Could you output each line of the data that follows exactly?

Available records
·····
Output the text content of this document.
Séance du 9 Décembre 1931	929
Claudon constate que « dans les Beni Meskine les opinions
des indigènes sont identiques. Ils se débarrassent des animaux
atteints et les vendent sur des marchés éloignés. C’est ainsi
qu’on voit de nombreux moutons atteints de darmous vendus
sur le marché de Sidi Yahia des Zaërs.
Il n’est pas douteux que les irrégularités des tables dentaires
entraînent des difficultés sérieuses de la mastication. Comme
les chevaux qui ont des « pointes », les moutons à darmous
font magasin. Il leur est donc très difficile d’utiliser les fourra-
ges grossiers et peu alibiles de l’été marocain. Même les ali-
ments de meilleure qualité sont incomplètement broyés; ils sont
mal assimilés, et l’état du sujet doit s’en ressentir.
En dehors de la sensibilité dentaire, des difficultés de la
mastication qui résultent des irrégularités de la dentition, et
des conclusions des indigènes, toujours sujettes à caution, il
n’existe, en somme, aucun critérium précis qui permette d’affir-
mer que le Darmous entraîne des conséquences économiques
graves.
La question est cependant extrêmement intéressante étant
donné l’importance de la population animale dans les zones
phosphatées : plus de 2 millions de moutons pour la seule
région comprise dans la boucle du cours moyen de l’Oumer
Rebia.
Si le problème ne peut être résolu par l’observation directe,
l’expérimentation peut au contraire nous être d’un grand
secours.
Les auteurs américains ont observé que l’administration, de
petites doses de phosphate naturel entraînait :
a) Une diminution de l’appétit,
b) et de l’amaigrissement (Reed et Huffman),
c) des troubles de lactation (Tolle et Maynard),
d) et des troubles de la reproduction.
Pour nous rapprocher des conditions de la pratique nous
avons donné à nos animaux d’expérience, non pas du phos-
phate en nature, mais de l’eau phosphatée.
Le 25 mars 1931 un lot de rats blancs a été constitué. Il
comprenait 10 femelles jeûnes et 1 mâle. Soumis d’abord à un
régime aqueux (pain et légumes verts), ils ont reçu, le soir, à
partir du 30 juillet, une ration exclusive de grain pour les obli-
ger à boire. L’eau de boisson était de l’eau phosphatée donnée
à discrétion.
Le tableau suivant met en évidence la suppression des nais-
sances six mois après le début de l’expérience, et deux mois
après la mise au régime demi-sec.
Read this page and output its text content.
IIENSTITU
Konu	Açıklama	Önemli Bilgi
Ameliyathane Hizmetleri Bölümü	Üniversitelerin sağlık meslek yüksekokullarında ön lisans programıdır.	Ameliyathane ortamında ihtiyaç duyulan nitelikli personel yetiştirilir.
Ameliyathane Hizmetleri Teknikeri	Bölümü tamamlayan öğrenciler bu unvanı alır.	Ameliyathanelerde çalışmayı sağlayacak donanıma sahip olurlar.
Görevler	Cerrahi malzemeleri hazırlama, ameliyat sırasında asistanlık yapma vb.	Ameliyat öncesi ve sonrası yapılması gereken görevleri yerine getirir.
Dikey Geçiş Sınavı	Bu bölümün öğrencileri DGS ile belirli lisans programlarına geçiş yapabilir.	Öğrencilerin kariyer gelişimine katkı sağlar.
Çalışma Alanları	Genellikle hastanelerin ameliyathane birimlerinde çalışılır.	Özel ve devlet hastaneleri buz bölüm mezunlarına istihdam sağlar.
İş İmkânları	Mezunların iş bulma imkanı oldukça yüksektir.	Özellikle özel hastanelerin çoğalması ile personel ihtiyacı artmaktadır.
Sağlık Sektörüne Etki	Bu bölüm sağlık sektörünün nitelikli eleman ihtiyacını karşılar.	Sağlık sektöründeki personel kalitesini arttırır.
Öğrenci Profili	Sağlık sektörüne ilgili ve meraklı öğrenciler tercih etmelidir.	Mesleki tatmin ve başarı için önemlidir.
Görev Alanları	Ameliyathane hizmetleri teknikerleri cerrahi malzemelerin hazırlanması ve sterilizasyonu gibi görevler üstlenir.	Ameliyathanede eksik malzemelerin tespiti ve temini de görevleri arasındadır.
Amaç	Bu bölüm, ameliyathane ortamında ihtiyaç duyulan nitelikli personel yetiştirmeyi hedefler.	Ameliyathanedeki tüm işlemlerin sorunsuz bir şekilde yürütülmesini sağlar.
·····
Response for this exercise
Output the text content of this document.
Séance du 9 Décembre 1931	929
Claudon constate que « dans les Beni Meskine les opinions
des indigènes sont identiques. Ils se débarrassent des animaux
atteints et les vendent sur des marchés éloignés. C’est ainsi
qu’on voit de nombreux moutons atteints de darmous vendus
sur le marché de Sidi Yahia des Zaërs.
Il n’est pas douteux que les irrégularités des tables dentaires
entraînent des difficultés sérieuses de la mastication. Comme
les chevaux qui ont des « pointes », les moutons à darmous
font magasin. Il leur est donc très difficile d’utiliser les fourra-
ges grossiers et peu alibiles de l’été marocain. Même les ali-
ments de meilleure qualité sont incomplètement broyés; ils sont
mal assimilés, et l’état du sujet doit s’en ressentir.
En dehors de la sensibilité dentaire, des difficultés de la
mastication qui résultent des irrégularités de la dentition, et
des conclusions des indigènes, toujours sujettes à caution, il
n’existe, en somme, aucun critérium précis qui permette d’affir-
mer que le Darmous entraîne des conséquences économiques
graves.
La question est cependant extrêmement intéressante étant
donné l’importance de la population animale dans les zones
phosphatées : plus de 2 millions de moutons pour la seule
région comprise dans la boucle du cours moyen de l’Oumer
Rebia.
Si le problème ne peut être résolu par l’observation directe,
l’expérimentation peut au contraire nous être d’un grand
secours.
Les auteurs américains ont observé que l’administration, de
petites doses de phosphate naturel entraînait :
a) Une diminution de l’appétit,
b) et de l’amaigrissement (Reed et Huffman),
c) des troubles de lactation (Tolle et Maynard),
d) et des troubles de la reproduction.
Pour nous rapprocher des conditions de la pratique nous
avons donné à nos animaux d’expérience, non pas du phos-
phate en nature, mais de l’eau phosphatée.
Le 25 mars 1931 un lot de rats blancs a été constitué. Il
comprenait 10 femelles jeûnes et 1 mâle. Soumis d’abord à un
régime aqueux (pain et légumes verts), ils ont reçu, le soir, à
partir du 30 juillet, une ration exclusive de grain pour les obli-
ger à boire. L’eau de boisson était de l’eau phosphatée donnée
à discrétion.
Le tableau suivant met en évidence la suppression des nais-
sances six mois après le début de l’expérience, et deux mois
après la mise au régime demi-sec.
Read this page and output its text content.
IIENSTITU
Konu	Açıklama	Önemli Bilgi
Ameliyathane Hizmetleri Bölümü	Üniversitelerin sağlık meslek yüksekokullarında ön lisans programıdır.	Ameliyathane ortamında ihtiyaç duyulan nitelikli personel yetiştirilir.
Ameliyathane Hizmetleri Teknikeri	Bölümü tamamlayan öğrenciler bu unvanı alır.	Ameliyathanelerde çalışmayı sağlayacak donanıma sahip olurlar.
Görevler	Cerrahi malzemeleri hazırlama, ameliyat sırasında asistanlık yapma vb.	Ameliyat öncesi ve sonrası yapılması gereken görevleri yerine getirir.
Dikey Geçiş Sınavı	Bu bölümün öğrencileri DGS ile belirli lisans programlarına geçiş yapabilir.	Öğrencilerin kariyer gelişimine katkı sağlar.
Çalışma Alanları	Genellikle hastanelerin ameliyathane birimlerinde çalışılır.	Özel ve devlet hastaneleri buz bölüm mezunlarına istihdam sağlar.
İş İmkânları	Mezunların iş bulma imkanı oldukça yüksektir.	Özellikle özel hastanelerin çoğalması ile personel ihtiyacı artmaktadır.
Sağlık Sektörüne Etki	Bu bölüm sağlık sektörünün nitelikli eleman ihtiyacını karşılar.	Sağlık sektöründeki personel kalitesini arttırır.
Öğrenci Profili	Sağlık sektörüne ilgili ve meraklı öğrenciler tercih etmelidir.	Mesleki tatmin ve başarı için önemlidir.
Görev Alanları	Ameliyathane hizmetleri teknikerleri cerrahi malzemelerin hazırlanması ve sterilizasyonu gibi görevler üstlenir.	Ameliyathanede eksik malzemelerin tespiti ve temini de görevleri arasındadır.
Amaç	Bu bölüm, ameliyathane ortamında ihtiyaç duyulan nitelikli personel yetiştirmeyi hedefler.	Ameliyathanedeki tüm işlemlerin sorunsuz bir şekilde yürütülmesini sağlar.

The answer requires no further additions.